• Instructions for the task:
It is required that all of the data be written out exactly.

─── Exercise data ───

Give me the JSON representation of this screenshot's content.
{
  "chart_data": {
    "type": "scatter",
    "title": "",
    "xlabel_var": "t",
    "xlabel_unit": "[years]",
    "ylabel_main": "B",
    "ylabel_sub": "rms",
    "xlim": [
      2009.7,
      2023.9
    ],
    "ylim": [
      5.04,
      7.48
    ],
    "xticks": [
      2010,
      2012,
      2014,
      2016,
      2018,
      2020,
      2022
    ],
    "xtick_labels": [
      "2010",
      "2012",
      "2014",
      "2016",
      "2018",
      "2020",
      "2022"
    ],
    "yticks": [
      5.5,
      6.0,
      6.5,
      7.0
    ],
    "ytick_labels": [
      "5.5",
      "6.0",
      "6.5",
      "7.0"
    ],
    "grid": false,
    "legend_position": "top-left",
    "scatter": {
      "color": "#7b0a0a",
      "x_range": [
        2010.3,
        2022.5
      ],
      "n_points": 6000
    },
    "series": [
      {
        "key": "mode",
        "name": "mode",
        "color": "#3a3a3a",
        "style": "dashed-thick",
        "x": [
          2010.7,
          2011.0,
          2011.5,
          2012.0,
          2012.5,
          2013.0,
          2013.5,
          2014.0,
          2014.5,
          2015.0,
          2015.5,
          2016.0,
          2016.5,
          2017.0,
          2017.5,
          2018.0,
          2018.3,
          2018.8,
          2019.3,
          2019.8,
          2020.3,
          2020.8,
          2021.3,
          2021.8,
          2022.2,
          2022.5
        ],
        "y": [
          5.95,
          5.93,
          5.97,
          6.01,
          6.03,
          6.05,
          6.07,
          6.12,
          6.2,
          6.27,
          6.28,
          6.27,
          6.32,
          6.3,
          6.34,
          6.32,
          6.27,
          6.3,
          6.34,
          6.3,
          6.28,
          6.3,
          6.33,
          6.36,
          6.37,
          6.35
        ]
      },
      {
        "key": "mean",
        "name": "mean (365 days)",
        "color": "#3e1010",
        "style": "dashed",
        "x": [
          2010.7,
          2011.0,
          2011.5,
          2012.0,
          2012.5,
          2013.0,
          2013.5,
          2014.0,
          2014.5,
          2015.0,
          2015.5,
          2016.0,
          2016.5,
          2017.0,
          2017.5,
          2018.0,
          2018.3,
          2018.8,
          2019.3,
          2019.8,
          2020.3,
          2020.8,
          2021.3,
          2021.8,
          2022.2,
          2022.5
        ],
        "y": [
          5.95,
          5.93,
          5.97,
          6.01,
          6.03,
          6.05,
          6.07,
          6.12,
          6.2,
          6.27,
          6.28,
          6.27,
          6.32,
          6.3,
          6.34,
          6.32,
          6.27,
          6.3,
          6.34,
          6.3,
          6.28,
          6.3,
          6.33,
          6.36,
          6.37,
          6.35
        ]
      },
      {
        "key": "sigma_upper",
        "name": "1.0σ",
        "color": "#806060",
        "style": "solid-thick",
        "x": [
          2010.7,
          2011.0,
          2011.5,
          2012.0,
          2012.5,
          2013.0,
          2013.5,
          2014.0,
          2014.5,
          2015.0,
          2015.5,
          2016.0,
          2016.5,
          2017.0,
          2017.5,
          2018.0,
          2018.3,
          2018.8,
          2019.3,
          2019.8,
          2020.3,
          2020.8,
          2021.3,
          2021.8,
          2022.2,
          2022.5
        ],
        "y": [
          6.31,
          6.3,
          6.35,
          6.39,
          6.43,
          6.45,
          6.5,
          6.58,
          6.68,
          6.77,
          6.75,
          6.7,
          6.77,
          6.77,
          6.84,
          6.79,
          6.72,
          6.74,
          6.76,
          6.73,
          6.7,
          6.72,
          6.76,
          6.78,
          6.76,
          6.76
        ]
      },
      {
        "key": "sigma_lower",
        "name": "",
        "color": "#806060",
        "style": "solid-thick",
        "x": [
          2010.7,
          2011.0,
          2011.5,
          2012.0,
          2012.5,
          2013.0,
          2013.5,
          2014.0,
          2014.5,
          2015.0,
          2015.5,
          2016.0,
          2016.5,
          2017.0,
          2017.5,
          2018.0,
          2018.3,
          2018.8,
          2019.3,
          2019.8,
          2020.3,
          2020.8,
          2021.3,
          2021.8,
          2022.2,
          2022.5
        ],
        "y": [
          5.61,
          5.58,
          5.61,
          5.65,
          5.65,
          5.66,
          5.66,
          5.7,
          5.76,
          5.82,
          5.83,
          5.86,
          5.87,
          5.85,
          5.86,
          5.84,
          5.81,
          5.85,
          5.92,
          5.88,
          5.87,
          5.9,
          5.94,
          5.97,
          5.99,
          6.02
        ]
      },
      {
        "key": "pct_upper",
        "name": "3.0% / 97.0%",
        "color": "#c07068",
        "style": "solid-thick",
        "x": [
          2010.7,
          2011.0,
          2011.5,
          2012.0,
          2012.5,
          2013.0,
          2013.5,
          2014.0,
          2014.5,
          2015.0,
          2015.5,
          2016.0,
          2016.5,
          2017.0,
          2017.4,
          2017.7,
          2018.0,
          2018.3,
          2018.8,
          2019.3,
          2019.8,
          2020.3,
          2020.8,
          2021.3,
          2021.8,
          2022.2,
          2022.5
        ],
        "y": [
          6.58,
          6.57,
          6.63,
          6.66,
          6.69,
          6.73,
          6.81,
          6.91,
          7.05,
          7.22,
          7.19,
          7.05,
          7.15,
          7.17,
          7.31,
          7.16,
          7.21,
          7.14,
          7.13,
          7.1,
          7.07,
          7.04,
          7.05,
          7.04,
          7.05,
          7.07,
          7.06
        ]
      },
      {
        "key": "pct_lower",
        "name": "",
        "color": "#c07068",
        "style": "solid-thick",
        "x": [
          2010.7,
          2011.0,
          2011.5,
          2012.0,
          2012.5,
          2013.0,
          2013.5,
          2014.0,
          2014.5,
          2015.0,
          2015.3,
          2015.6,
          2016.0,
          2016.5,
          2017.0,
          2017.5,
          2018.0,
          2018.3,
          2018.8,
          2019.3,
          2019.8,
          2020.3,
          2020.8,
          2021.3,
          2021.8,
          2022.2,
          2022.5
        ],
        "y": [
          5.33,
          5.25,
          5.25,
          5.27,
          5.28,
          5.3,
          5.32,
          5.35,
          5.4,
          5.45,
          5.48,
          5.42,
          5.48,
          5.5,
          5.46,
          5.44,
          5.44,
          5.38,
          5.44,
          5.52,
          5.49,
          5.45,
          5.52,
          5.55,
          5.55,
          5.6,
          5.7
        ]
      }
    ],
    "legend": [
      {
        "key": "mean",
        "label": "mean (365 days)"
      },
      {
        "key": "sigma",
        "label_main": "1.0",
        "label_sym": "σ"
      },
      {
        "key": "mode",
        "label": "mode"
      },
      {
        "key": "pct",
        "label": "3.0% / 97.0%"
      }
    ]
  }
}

───

• Result of the task:
Give me the JSON representation of this screenshot's content.
{
  "chart_data": {
    "type": "scatter",
    "title": "",
    "xlabel_var": "t",
    "xlabel_unit": "[years]",
    "ylabel_main": "B",
    "ylabel_sub": "rms",
    "xlim": [
      2009.7,
      2023.9
    ],
    "ylim": [
      5.04,
      7.48
    ],
    "xticks": [
      2010,
      2012,
      2014,
      2016,
      2018,
      2020,
      2022
    ],
    "xtick_labels": [
      "2010",
      "2012",
      "2014",
      "2016",
      "2018",
      "2020",
      "2022"
    ],
    "yticks": [
      5.5,
      6.0,
      6.5,
      7.0
    ],
    "ytick_labels": [
      "5.5",
      "6.0",
      "6.5",
      "7.0"
    ],
    "grid": false,
    "legend_position": "top-left",
    "scatter": {
      "color": "#7b0a0a",
      "x_range": [
        2010.3,
        2022.5
      ],
      "n_points": 6000
    },
    "series": [
      {
        "key": "mode",
        "name": "mode",
        "color": "#3a3a3a",
        "style": "dashed-thick",
        "x": [
          2010.7,
          2011.0,
          2011.5,
          2012.0,
          2012.5,
          2013.0,
          2013.5,
          2014.0,
          2014.5,
          2015.0,
          2015.5,
          2016.0,
          2016.5,
          2017.0,
          2017.5,
          2018.0,
          2018.3,
          2018.8,
          2019.3,
          2019.8,
          2020.3,
          2020.8,
          2021.3,
          2021.8,
          2022.2,
          2022.5
        ],
        "y": [
          5.95,
          5.93,
          5.97,
          6.01,
          6.03,
          6.05,
          6.07,
          6.12,
          6.2,
          6.27,
          6.28,
          6.27,
          6.32,
          6.3,
          6.34,
          6.32,
          6.27,
          6.3,
          6.34,
          6.3,
          6.28,
          6.3,
          6.33,
          6.36,
          6.37,
          6.35
        ]
      },
      {
        "key": "mean",
        "name": "mean (365 days)",
        "color": "#3e1010",
        "style": "dashed",
        "x": [
          2010.7,
          2011.0,
          2011.5,
          2012.0,
          2012.5,
          2013.0,
          2013.5,
          2014.0,
          2014.5,
          2015.0,
          2015.5,
          2016.0,
          2016.5,
          2017.0,
          2017.5,
          2018.0,
          2018.3,
          2018.8,
          2019.3,
          2019.8,
          2020.3,
          2020.8,
          2021.3,
          2021.8,
          2022.2,
          2022.5
        ],
        "y": [
          5.95,
          5.93,
          5.97,
          6.01,
          6.03,
          6.05,
          6.07,
          6.12,
          6.2,
          6.27,
          6.28,
          6.27,
          6.32,
          6.3,
          6.34,
          6.32,
          6.27,
          6.3,
          6.34,
          6.3,
          6.28,
          6.3,
          6.33,
          6.36,
          6.37,
          6.35
        ]
      },
      {
        "key": "sigma_upper",
        "name": "1.0σ",
        "color": "#806060",
        "style": "solid-thick",
        "x": [
          2010.7,
          2011.0,
          2011.5,
          2012.0,
          2012.5,
          2013.0,
          2013.5,
          2014.0,
          2014.5,
          2015.0,
          2015.5,
          2016.0,
          2016.5,
          2017.0,
          2017.5,
          2018.0,
          2018.3,
          2018.8,
          2019.3,
          2019.8,
          2020.3,
          2020.8,
          2021.3,
          2021.8,
          2022.2,
          2022.5
        ],
        "y": [
          6.31,
          6.3,
          6.35,
          6.39,
          6.43,
          6.45,
          6.5,
          6.58,
          6.68,
          6.77,
          6.75,
          6.7,
          6.77,
          6.77,
          6.84,
          6.79,
          6.72,
          6.74,
          6.76,
          6.73,
          6.7,
          6.72,
          6.76,
          6.78,
          6.76,
          6.76
        ]
      },
      {
        "key": "sigma_lower",
        "name": "",
        "color": "#806060",
        "style": "solid-thick",
        "x": [
          2010.7,
          2011.0,
          2011.5,
          2012.0,
          2012.5,
          2013.0,
          2013.5,
          2014.0,
          2014.5,
          2015.0,
          2015.5,
          2016.0,
          2016.5,
          2017.0,
          2017.5,
          2018.0,
          2018.3,
          2018.8,
          2019.3,
          2019.8,
          2020.3,
          2020.8,
          2021.3,
          2021.8,
          2022.2,
          2022.5
        ],
        "y": [
          5.61,
          5.58,
          5.61,
          5.65,
          5.65,
          5.66,
          5.66,
          5.7,
          5.76,
          5.82,
          5.83,
          5.86,
          5.87,
          5.85,
          5.86,
          5.84,
          5.81,
          5.85,
          5.92,
          5.88,
          5.87,
          5.9,
          5.94,
          5.97,
          5.99,
          6.02
        ]
      },
      {
        "key": "pct_upper",
        "name": "3.0% / 97.0%",
        "color": "#c07068",
        "style": "solid-thick",
        "x": [
          2010.7,
          2011.0,
          2011.5,
          2012.0,
          2012.5,
          2013.0,
          2013.5,
          2014.0,
          2014.5,
          2015.0,
          2015.5,
          2016.0,
          2016.5,
          2017.0,
          2017.4,
          2017.7,
          2018.0,
          2018.3,
          2018.8,
          2019.3,
          2019.8,
          2020.3,
          2020.8,
          2021.3,
          2021.8,
          2022.2,
          2022.5
        ],
        "y": [
          6.58,
          6.57,
          6.63,
          6.66,
          6.69,
          6.73,
          6.81,
          6.91,
          7.05,
          7.22,
          7.19,
          7.05,
          7.15,
          7.17,
          7.31,
          7.16,
          7.21,
          7.14,
          7.13,
          7.1,
          7.07,
          7.04,
          7.05,
          7.04,
          7.05,
          7.07,
          7.06
        ]
      },
      {
        "key": "pct_lower",
        "name": "",
        "color": "#c07068",
        "style": "solid-thick",
        "x": [
          2010.7,
          2011.0,
          2011.5,
          2012.0,
          2012.5,
          2013.0,
          2013.5,
          2014.0,
          2014.5,
          2015.0,
          2015.3,
          2015.6,
          2016.0,
          2016.5,
          2017.0,
          2017.5,
          2018.0,
          2018.3,
          2018.8,
          2019.3,
          2019.8,
          2020.3,
          2020.8,
          2021.3,
          2021.8,
          2022.2,
          2022.5
        ],
        "y": [
          5.33,
          5.25,
          5.25,
          5.27,
          5.28,
          5.3,
          5.32,
          5.35,
          5.4,
          5.45,
          5.48,
          5.42,
          5.48,
          5.5,
          5.46,
          5.44,
          5.44,
          5.38,
          5.44,
          5.52,
          5.49,
          5.45,
          5.52,
          5.55,
          5.55,
          5.6,
          5.7
        ]
      }
    ],
    "legend": [
      {
        "key": "mean",
        "label": "mean (365 days)"
      },
      {
        "key": "sigma",
        "label_main": "1.0",
        "label_sym": "σ"
      },
      {
        "key": "mode",
        "label": "mode"
      },
      {
        "key": "pct",
        "label": "3.0% / 97.0%"
      }
    ]
  }
}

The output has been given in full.